* **EXCERPTED DATA**:

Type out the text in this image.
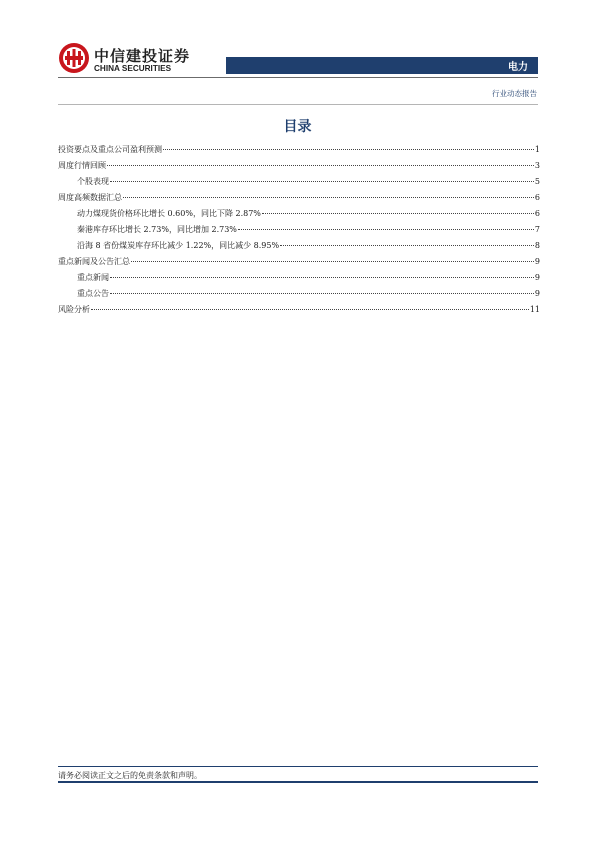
中信建投证券
CHINA SECURITIES	电力
行业动态报告
目录
投资要点及重点公司盈利预测	1
周度行情回顾	3
个股表现	5
周度高频数据汇总	6
动力煤现货价格环比增长 0.60%，同比下降 2.87%	6
秦港库存环比增长 2.73%，同比增加 2.73%	7
沿海 8 省份煤炭库存环比减少 1.22%，同比减少 8.95%	8
重点新闻及公告汇总	9
重点新闻	9
重点公告	9
风险分析	11
请务必阅读正文之后的免责条款和声明。
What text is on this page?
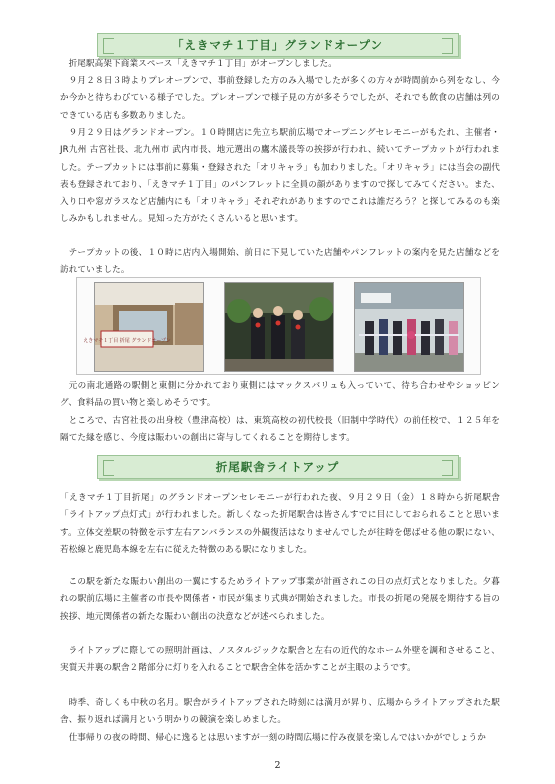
「えきマチ１丁目」グランドオープン

折尾駅高架下商業スペース「えきマチ１丁目」がオープンしました。

９月２８日３時よりプレオープンで、事前登録した方のみ入場でしたが多くの方々が時間前から列をなし、今か今かと待ちわびている様子でした。プレオープンで様子見の方が多そうでしたが、それでも飲食の店舗は列のできている店も多数ありました。

９月２９日はグランドオープン。１０時開店に先立ち駅前広場でオープニングセレモニーがもたれ、主催者・JR九州 古宮社長、北九州市 武内市長、地元選出の鷹木議長等の挨拶が行われ、続いてテープカットが行われました。テープカットには事前に募集・登録された「オリキャラ」も加わりました。「オリキャラ」には当会の副代表も登録されており、「えきマチ１丁目」のパンフレットに全員の顔がありますので探してみてください。また、入り口や窓ガラスなど店舗内にも「オリキャラ」それぞれがありますのでこれは誰だろう？と探してみるのも楽しみかもしれません。見知った方がたくさんいると思います。

テープカットの後、１０時に店内入場開始、前日に下見していた店舗やパンフレットの案内を見た店舗などを訪れていました。

えきマチ１丁目 折尾 グランドオープン

元の南北通路の駅側と東側に分かれており東側にはマックスバリュも入っていて、待ち合わせやショッピング、食料品の買い物と楽しめそうです。

ところで、古宮社長の出身校（豊津高校）は、東筑高校の初代校長（旧制中学時代）の前任校で、１２５年を隔てた縁を感じ、今度は賑わいの創出に寄与してくれることを期待します。

折尾駅舎ライトアップ

「えきマチ１丁目折尾」のグランドオープンセレモニーが行われた夜、９月２９日（金）１８時から折尾駅舎「ライトアップ点灯式」が行われました。新しくなった折尾駅舎は皆さんすでに目にしておられることと思います。立体交差駅の特徴を示す左右アンバランスの外観復活はなりませんでしたが往時を偲ばせる他の駅にない、若松線と鹿児島本線を左右に従えた特徴のある駅になりました。

この駅を新たな賑わい創出の一翼にするためライトアップ事業が計画されこの日の点灯式となりました。夕暮れの駅前広場に主催者の市長や関係者・市民が集まり式典が開始されました。市長の折尾の発展を期待する旨の挨拶、地元関係者の新たな賑わい創出の決意などが述べられました。

ライトアップに際しての照明計画は、ノスタルジックな駅舎と左右の近代的なホーム外壁を調和させること、実質天井裏の駅舎２階部分に灯りを入れることで駅舎全体を活かすことが主眼のようです。

時季、奇しくも中秋の名月。駅舎がライトアップされた時刻には満月が昇り、広場からライトアップされた駅舎、振り返れば満月という明かりの競演を楽しめました。

仕事帰りの夜の時間、帰心に逸るとは思いますが一刻の時間広場に佇み夜景を楽しんではいかがでしょうか

2
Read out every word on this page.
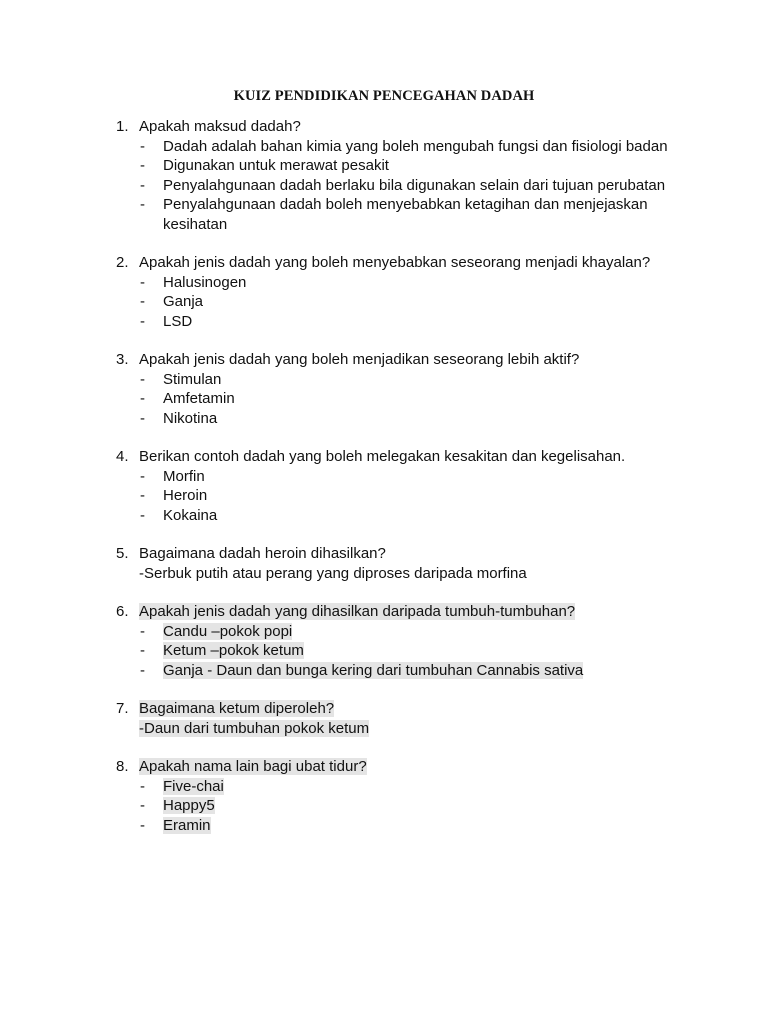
KUIZ PENDIDIKAN PENCEGAHAN DADAH
1. Apakah maksud dadah?
- Dadah adalah bahan kimia yang boleh mengubah fungsi dan fisiologi badan
- Digunakan untuk merawat pesakit
- Penyalahgunaan dadah berlaku bila digunakan selain dari tujuan perubatan
- Penyalahgunaan dadah boleh menyebabkan ketagihan dan menjejaskan kesihatan
2. Apakah jenis dadah yang boleh menyebabkan seseorang menjadi khayalan?
- Halusinogen
- Ganja
- LSD
3. Apakah jenis dadah yang boleh menjadikan seseorang lebih aktif?
- Stimulan
- Amfetamin
- Nikotina
4. Berikan contoh dadah yang boleh melegakan kesakitan dan kegelisahan.
- Morfin
- Heroin
- Kokaina
5. Bagaimana dadah heroin dihasilkan?
-Serbuk putih atau perang yang diproses daripada morfina
6. Apakah jenis dadah yang dihasilkan daripada tumbuh-tumbuhan?
- Candu –pokok popi
- Ketum –pokok ketum
- Ganja - Daun dan bunga kering dari tumbuhan Cannabis sativa
7. Bagaimana ketum diperoleh?
-Daun dari tumbuhan pokok ketum
8. Apakah nama lain bagi ubat tidur?
- Five-chai
- Happy5
- Eramin
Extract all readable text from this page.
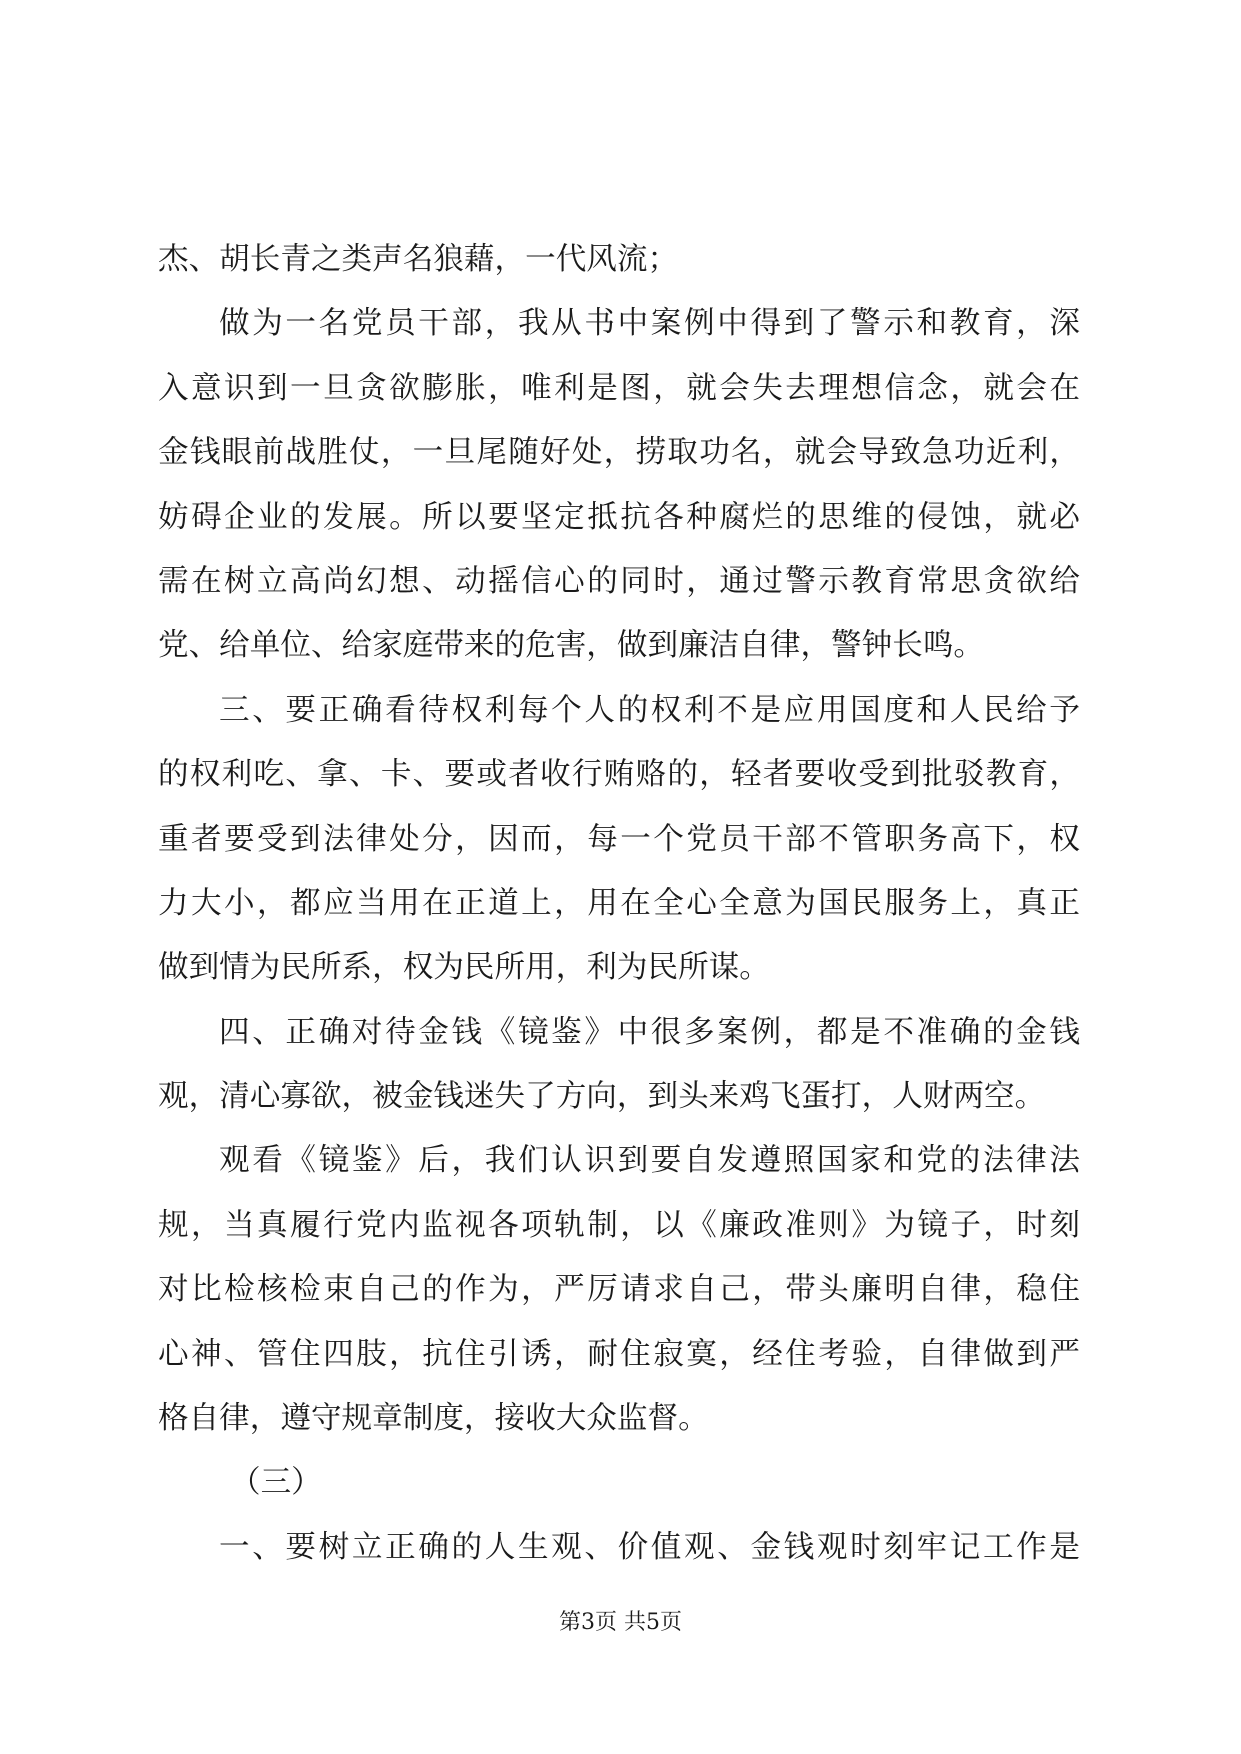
杰、胡长青之类声名狼藉，一代风流；
做为一名党员干部，我从书中案例中得到了警示和教育，深
入意识到一旦贪欲膨胀，唯利是图，就会失去理想信念，就会在
金钱眼前战胜仗，一旦尾随好处，捞取功名，就会导致急功近利，
妨碍企业的发展。所以要坚定抵抗各种腐烂的思维的侵蚀，就必
需在树立高尚幻想、动摇信心的同时，通过警示教育常思贪欲给
党、给单位、给家庭带来的危害，做到廉洁自律，警钟长鸣。
三、要正确看待权利每个人的权利不是应用国度和人民给予
的权利吃、拿、卡、要或者收行贿赂的，轻者要收受到批驳教育，
重者要受到法律处分，因而，每一个党员干部不管职务高下，权
力大小，都应当用在正道上，用在全心全意为国民服务上，真正
做到情为民所系，权为民所用，利为民所谋。
四、正确对待金钱《镜鉴》中很多案例，都是不准确的金钱
观，清心寡欲，被金钱迷失了方向，到头来鸡飞蛋打，人财两空。
观看《镜鉴》后，我们认识到要自发遵照国家和党的法律法
规，当真履行党内监视各项轨制，以《廉政准则》为镜子，时刻
对比检核检束自己的作为，严厉请求自己，带头廉明自律，稳住
心神、管住四肢，抗住引诱，耐住寂寞，经住考验，自律做到严
格自律，遵守规章制度，接收大众监督。
（三）
一、要树立正确的人生观、价值观、金钱观时刻牢记工作是
第3页 共5页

* **WHAT TO DO**: Reproduce each line of the material containing the word "dihasilkan".

* **SOLVED EXERCISE**:
5. Bagaimana dadah heroin dihasilkan?
6. Apakah jenis dadah yang dihasilkan daripada tumbuh-tumbuhan?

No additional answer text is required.